▶ _WRITTEN REQUEST_
Check each line of the material below, and copy it if it holds the string "Netz".

▶ _Figure data in JSON_
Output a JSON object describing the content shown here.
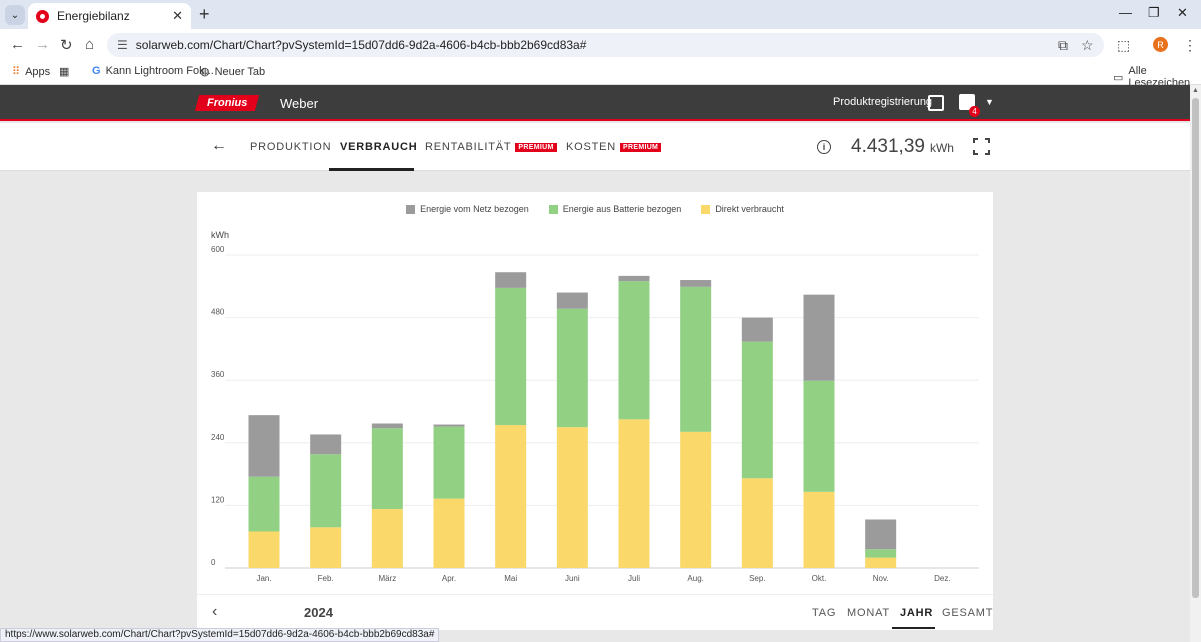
{
  "browser": {
    "tab_title": "Energiebilanz",
    "url": "solarweb.com/Chart/Chart?pvSystemId=15d07dd6-9d2a-4606-b4cb-bbb2b69cd83a#",
    "profile_initial": "R",
    "bookmarks": [
      "Apps",
      "Kann Lightroom Fok...",
      "Neuer Tab"
    ],
    "bookmarks_right": "Alle Lesezeichen",
    "status_url": "https://www.solarweb.com/Chart/Chart?pvSystemId=15d07dd6-9d2a-4606-b4cb-bbb2b69cd83a#"
  },
  "header": {
    "logo": "Fronius",
    "system_name": "Weber",
    "product_registration": "Produktregistrierung",
    "notification_count": "4"
  },
  "subnav": {
    "tabs": [
      {
        "label": "PRODUKTION"
      },
      {
        "label": "VERBRAUCH"
      },
      {
        "label": "RENTABILITÄT",
        "badge": "PREMIUM"
      },
      {
        "label": "KOSTEN",
        "badge": "PREMIUM"
      }
    ],
    "total_value": "4.431,39",
    "total_unit": "kWh"
  },
  "bottom": {
    "year": "2024",
    "periods": [
      "TAG",
      "MONAT",
      "JAHR",
      "GESAMT"
    ],
    "active_period": "JAHR"
  },
  "colors": {
    "grid": "#9b9b9b",
    "battery": "#92d084",
    "direct": "#fad96a",
    "brand": "#e2001a"
  },
  "chart_data": {
    "type": "bar",
    "stacked": true,
    "ylabel": "kWh",
    "ylim": [
      0,
      600
    ],
    "yticks": [
      0,
      120,
      240,
      360,
      480,
      600
    ],
    "categories": [
      "Jan.",
      "Feb.",
      "März",
      "Apr.",
      "Mai",
      "Juni",
      "Juli",
      "Aug.",
      "Sep.",
      "Okt.",
      "Nov.",
      "Dez."
    ],
    "series": [
      {
        "name": "Direkt verbraucht",
        "color": "#fad96a",
        "values": [
          70,
          78,
          113,
          133,
          274,
          270,
          285,
          261,
          172,
          146,
          20,
          0
        ]
      },
      {
        "name": "Energie aus Batterie bezogen",
        "color": "#92d084",
        "values": [
          105,
          140,
          155,
          138,
          263,
          227,
          265,
          278,
          262,
          213,
          16,
          0
        ]
      },
      {
        "name": "Energie vom Netz bezogen",
        "color": "#9b9b9b",
        "values": [
          118,
          38,
          9,
          4,
          30,
          31,
          10,
          13,
          46,
          165,
          57,
          0
        ]
      }
    ],
    "legend_order": [
      "Energie vom Netz bezogen",
      "Energie aus Batterie bezogen",
      "Direkt verbraucht"
    ],
    "legend_position": "top-center",
    "grid": true
  }
}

▶ _RESULT FOR THIS EXERCISE_
        "name": "Energie vom Netz bezogen",
      "Energie vom Netz bezogen",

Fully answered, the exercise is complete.